Short problem: Copy every line of the data exactly, leaving nothing out.

Record set:
◆ ◆ ◆ ◆ ◆ ◆ ◆

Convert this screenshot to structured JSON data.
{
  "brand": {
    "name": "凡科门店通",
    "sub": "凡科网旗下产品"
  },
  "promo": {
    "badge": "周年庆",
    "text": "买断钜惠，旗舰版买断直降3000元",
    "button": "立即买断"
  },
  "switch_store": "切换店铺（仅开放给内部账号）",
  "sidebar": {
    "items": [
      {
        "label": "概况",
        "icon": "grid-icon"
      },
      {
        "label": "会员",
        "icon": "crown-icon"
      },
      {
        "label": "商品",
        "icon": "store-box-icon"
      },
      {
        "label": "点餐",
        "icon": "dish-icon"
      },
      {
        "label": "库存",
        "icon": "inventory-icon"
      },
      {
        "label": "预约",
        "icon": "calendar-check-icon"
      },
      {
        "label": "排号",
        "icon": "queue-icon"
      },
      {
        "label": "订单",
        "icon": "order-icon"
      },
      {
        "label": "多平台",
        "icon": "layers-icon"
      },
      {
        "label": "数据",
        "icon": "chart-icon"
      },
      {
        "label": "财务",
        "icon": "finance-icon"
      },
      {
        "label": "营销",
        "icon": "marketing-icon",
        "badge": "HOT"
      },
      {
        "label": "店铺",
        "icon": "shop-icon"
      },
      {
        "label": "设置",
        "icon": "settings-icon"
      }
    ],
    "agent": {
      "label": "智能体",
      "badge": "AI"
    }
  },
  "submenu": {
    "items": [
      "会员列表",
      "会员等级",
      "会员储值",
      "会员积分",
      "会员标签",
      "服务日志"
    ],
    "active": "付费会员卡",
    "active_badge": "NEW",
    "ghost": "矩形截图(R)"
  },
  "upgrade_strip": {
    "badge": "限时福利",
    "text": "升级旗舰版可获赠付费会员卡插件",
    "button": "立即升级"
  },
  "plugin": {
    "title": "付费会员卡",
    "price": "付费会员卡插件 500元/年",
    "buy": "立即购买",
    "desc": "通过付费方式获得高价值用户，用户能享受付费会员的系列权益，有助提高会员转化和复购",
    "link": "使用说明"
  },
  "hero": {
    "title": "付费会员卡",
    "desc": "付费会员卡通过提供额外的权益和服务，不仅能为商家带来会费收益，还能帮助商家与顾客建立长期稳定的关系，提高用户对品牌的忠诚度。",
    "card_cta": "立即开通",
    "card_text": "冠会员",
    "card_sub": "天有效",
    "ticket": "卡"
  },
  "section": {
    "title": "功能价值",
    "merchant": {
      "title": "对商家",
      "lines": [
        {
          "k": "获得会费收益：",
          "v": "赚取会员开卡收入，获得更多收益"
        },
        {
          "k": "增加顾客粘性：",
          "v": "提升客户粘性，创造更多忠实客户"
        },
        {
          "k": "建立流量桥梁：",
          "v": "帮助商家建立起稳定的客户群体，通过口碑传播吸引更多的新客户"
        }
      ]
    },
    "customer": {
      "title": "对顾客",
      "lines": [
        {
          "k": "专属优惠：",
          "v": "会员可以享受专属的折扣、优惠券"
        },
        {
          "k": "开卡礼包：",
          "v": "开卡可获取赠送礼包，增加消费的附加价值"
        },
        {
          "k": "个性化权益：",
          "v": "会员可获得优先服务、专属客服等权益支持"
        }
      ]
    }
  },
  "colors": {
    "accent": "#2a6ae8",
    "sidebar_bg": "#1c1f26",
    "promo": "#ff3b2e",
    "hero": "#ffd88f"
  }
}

◆ ◆ ◆ ◆ ◆ ◆ ◆

Written solution:
Convert this screenshot to structured JSON data.
{
  "brand": {
    "name": "凡科门店通",
    "sub": "凡科网旗下产品"
  },
  "promo": {
    "badge": "周年庆",
    "text": "买断钜惠，旗舰版买断直降3000元",
    "button": "立即买断"
  },
  "switch_store": "切换店铺（仅开放给内部账号）",
  "sidebar": {
    "items": [
      {
        "label": "概况",
        "icon": "grid-icon"
      },
      {
        "label": "会员",
        "icon": "crown-icon"
      },
      {
        "label": "商品",
        "icon": "store-box-icon"
      },
      {
        "label": "点餐",
        "icon": "dish-icon"
      },
      {
        "label": "库存",
        "icon": "inventory-icon"
      },
      {
        "label": "预约",
        "icon": "calendar-check-icon"
      },
      {
        "label": "排号",
        "icon": "queue-icon"
      },
      {
        "label": "订单",
        "icon": "order-icon"
      },
      {
        "label": "多平台",
        "icon": "layers-icon"
      },
      {
        "label": "数据",
        "icon": "chart-icon"
      },
      {
        "label": "财务",
        "icon": "finance-icon"
      },
      {
        "label": "营销",
        "icon": "marketing-icon",
        "badge": "HOT"
      },
      {
        "label": "店铺",
        "icon": "shop-icon"
      },
      {
        "label": "设置",
        "icon": "settings-icon"
      }
    ],
    "agent": {
      "label": "智能体",
      "badge": "AI"
    }
  },
  "submenu": {
    "items": [
      "会员列表",
      "会员等级",
      "会员储值",
      "会员积分",
      "会员标签",
      "服务日志"
    ],
    "active": "付费会员卡",
    "active_badge": "NEW",
    "ghost": "矩形截图(R)"
  },
  "upgrade_strip": {
    "badge": "限时福利",
    "text": "升级旗舰版可获赠付费会员卡插件",
    "button": "立即升级"
  },
  "plugin": {
    "title": "付费会员卡",
    "price": "付费会员卡插件 500元/年",
    "buy": "立即购买",
    "desc": "通过付费方式获得高价值用户，用户能享受付费会员的系列权益，有助提高会员转化和复购",
    "link": "使用说明"
  },
  "hero": {
    "title": "付费会员卡",
    "desc": "付费会员卡通过提供额外的权益和服务，不仅能为商家带来会费收益，还能帮助商家与顾客建立长期稳定的关系，提高用户对品牌的忠诚度。",
    "card_cta": "立即开通",
    "card_text": "冠会员",
    "card_sub": "天有效",
    "ticket": "卡"
  },
  "section": {
    "title": "功能价值",
    "merchant": {
      "title": "对商家",
      "lines": [
        {
          "k": "获得会费收益：",
          "v": "赚取会员开卡收入，获得更多收益"
        },
        {
          "k": "增加顾客粘性：",
          "v": "提升客户粘性，创造更多忠实客户"
        },
        {
          "k": "建立流量桥梁：",
          "v": "帮助商家建立起稳定的客户群体，通过口碑传播吸引更多的新客户"
        }
      ]
    },
    "customer": {
      "title": "对顾客",
      "lines": [
        {
          "k": "专属优惠：",
          "v": "会员可以享受专属的折扣、优惠券"
        },
        {
          "k": "开卡礼包：",
          "v": "开卡可获取赠送礼包，增加消费的附加价值"
        },
        {
          "k": "个性化权益：",
          "v": "会员可获得优先服务、专属客服等权益支持"
        }
      ]
    }
  },
  "colors": {
    "accent": "#2a6ae8",
    "sidebar_bg": "#1c1f26",
    "promo": "#ff3b2e",
    "hero": "#ffd88f"
  }
}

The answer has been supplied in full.